## Problem
Reproduce the listing below without any change.

## Extracted data

──────

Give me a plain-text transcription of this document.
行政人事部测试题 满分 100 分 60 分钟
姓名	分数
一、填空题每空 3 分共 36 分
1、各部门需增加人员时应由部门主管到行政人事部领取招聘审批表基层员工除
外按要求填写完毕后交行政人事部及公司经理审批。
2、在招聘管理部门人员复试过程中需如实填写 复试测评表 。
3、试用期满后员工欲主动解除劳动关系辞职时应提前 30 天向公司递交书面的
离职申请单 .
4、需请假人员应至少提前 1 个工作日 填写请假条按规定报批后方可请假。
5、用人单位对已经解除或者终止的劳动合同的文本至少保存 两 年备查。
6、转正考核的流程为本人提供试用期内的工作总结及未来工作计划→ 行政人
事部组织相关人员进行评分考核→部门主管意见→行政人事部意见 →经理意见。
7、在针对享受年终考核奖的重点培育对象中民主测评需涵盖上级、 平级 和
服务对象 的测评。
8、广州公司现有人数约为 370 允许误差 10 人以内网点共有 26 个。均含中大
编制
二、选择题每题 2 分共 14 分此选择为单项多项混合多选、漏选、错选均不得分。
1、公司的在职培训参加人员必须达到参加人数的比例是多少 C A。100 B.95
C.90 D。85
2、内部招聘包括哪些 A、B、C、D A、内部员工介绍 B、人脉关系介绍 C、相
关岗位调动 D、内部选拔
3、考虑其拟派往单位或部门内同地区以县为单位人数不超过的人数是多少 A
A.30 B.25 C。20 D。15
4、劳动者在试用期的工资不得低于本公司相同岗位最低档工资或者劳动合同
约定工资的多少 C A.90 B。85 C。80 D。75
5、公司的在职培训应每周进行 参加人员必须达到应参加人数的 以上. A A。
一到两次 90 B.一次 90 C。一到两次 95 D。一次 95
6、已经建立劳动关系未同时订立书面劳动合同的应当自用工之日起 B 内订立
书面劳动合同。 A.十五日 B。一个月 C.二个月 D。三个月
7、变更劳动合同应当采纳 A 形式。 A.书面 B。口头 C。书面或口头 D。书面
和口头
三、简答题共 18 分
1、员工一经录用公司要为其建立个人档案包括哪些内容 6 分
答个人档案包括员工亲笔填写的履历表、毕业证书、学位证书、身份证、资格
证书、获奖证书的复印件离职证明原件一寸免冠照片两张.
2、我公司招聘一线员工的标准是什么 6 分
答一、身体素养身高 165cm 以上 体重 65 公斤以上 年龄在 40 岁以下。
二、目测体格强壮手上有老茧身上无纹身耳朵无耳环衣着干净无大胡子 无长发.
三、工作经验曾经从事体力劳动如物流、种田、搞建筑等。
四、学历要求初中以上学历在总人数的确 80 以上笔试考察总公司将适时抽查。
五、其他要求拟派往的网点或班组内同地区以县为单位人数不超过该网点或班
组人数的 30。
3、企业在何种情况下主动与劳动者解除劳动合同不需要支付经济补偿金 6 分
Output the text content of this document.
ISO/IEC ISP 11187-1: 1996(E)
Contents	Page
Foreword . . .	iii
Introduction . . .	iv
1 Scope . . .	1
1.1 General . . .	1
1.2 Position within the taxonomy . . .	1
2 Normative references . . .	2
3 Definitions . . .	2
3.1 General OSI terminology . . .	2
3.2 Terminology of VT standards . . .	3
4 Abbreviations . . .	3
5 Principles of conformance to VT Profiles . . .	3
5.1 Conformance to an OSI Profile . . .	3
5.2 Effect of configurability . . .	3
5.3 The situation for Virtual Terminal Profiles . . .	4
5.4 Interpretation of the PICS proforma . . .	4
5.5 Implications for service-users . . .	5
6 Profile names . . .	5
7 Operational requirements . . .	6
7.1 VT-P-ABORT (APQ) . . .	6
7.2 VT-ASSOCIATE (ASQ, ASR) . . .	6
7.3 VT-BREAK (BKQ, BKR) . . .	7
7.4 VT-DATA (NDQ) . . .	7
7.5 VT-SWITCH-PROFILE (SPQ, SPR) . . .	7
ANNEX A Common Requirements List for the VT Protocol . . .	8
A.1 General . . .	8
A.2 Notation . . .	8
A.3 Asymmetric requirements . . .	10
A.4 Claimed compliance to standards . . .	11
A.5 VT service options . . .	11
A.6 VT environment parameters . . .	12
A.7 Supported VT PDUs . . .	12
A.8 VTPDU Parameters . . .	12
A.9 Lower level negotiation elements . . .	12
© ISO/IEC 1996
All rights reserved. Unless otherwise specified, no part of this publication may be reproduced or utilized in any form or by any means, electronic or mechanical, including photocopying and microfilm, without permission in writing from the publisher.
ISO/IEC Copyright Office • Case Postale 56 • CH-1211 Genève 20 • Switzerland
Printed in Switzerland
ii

──────

## The solution
Give me a plain-text transcription of this document.
行政人事部测试题 满分 100 分 60 分钟
姓名	分数
一、填空题每空 3 分共 36 分
1、各部门需增加人员时应由部门主管到行政人事部领取招聘审批表基层员工除
外按要求填写完毕后交行政人事部及公司经理审批。
2、在招聘管理部门人员复试过程中需如实填写 复试测评表 。
3、试用期满后员工欲主动解除劳动关系辞职时应提前 30 天向公司递交书面的
离职申请单 .
4、需请假人员应至少提前 1 个工作日 填写请假条按规定报批后方可请假。
5、用人单位对已经解除或者终止的劳动合同的文本至少保存 两 年备查。
6、转正考核的流程为本人提供试用期内的工作总结及未来工作计划→ 行政人
事部组织相关人员进行评分考核→部门主管意见→行政人事部意见 →经理意见。
7、在针对享受年终考核奖的重点培育对象中民主测评需涵盖上级、 平级 和
服务对象 的测评。
8、广州公司现有人数约为 370 允许误差 10 人以内网点共有 26 个。均含中大
编制
二、选择题每题 2 分共 14 分此选择为单项多项混合多选、漏选、错选均不得分。
1、公司的在职培训参加人员必须达到参加人数的比例是多少 C A。100 B.95
C.90 D。85
2、内部招聘包括哪些 A、B、C、D A、内部员工介绍 B、人脉关系介绍 C、相
关岗位调动 D、内部选拔
3、考虑其拟派往单位或部门内同地区以县为单位人数不超过的人数是多少 A
A.30 B.25 C。20 D。15
4、劳动者在试用期的工资不得低于本公司相同岗位最低档工资或者劳动合同
约定工资的多少 C A.90 B。85 C。80 D。75
5、公司的在职培训应每周进行 参加人员必须达到应参加人数的 以上. A A。
一到两次 90 B.一次 90 C。一到两次 95 D。一次 95
6、已经建立劳动关系未同时订立书面劳动合同的应当自用工之日起 B 内订立
书面劳动合同。 A.十五日 B。一个月 C.二个月 D。三个月
7、变更劳动合同应当采纳 A 形式。 A.书面 B。口头 C。书面或口头 D。书面
和口头
三、简答题共 18 分
1、员工一经录用公司要为其建立个人档案包括哪些内容 6 分
答个人档案包括员工亲笔填写的履历表、毕业证书、学位证书、身份证、资格
证书、获奖证书的复印件离职证明原件一寸免冠照片两张.
2、我公司招聘一线员工的标准是什么 6 分
答一、身体素养身高 165cm 以上 体重 65 公斤以上 年龄在 40 岁以下。
二、目测体格强壮手上有老茧身上无纹身耳朵无耳环衣着干净无大胡子 无长发.
三、工作经验曾经从事体力劳动如物流、种田、搞建筑等。
四、学历要求初中以上学历在总人数的确 80 以上笔试考察总公司将适时抽查。
五、其他要求拟派往的网点或班组内同地区以县为单位人数不超过该网点或班
组人数的 30。
3、企业在何种情况下主动与劳动者解除劳动合同不需要支付经济补偿金 6 分
Output the text content of this document.
ISO/IEC ISP 11187-1: 1996(E)
Contents	Page
Foreword . . .	iii
Introduction . . .	iv
1 Scope . . .	1
1.1 General . . .	1
1.2 Position within the taxonomy . . .	1
2 Normative references . . .	2
3 Definitions . . .	2
3.1 General OSI terminology . . .	2
3.2 Terminology of VT standards . . .	3
4 Abbreviations . . .	3
5 Principles of conformance to VT Profiles . . .	3
5.1 Conformance to an OSI Profile . . .	3
5.2 Effect of configurability . . .	3
5.3 The situation for Virtual Terminal Profiles . . .	4
5.4 Interpretation of the PICS proforma . . .	4
5.5 Implications for service-users . . .	5
6 Profile names . . .	5
7 Operational requirements . . .	6
7.1 VT-P-ABORT (APQ) . . .	6
7.2 VT-ASSOCIATE (ASQ, ASR) . . .	6
7.3 VT-BREAK (BKQ, BKR) . . .	7
7.4 VT-DATA (NDQ) . . .	7
7.5 VT-SWITCH-PROFILE (SPQ, SPR) . . .	7
ANNEX A Common Requirements List for the VT Protocol . . .	8
A.1 General . . .	8
A.2 Notation . . .	8
A.3 Asymmetric requirements . . .	10
A.4 Claimed compliance to standards . . .	11
A.5 VT service options . . .	11
A.6 VT environment parameters . . .	12
A.7 Supported VT PDUs . . .	12
A.8 VTPDU Parameters . . .	12
A.9 Lower level negotiation elements . . .	12
© ISO/IEC 1996
All rights reserved. Unless otherwise specified, no part of this publication may be reproduced or utilized in any form or by any means, electronic or mechanical, including photocopying and microfilm, without permission in writing from the publisher.
ISO/IEC Copyright Office • Case Postale 56 • CH-1211 Genève 20 • Switzerland
Printed in Switzerland
ii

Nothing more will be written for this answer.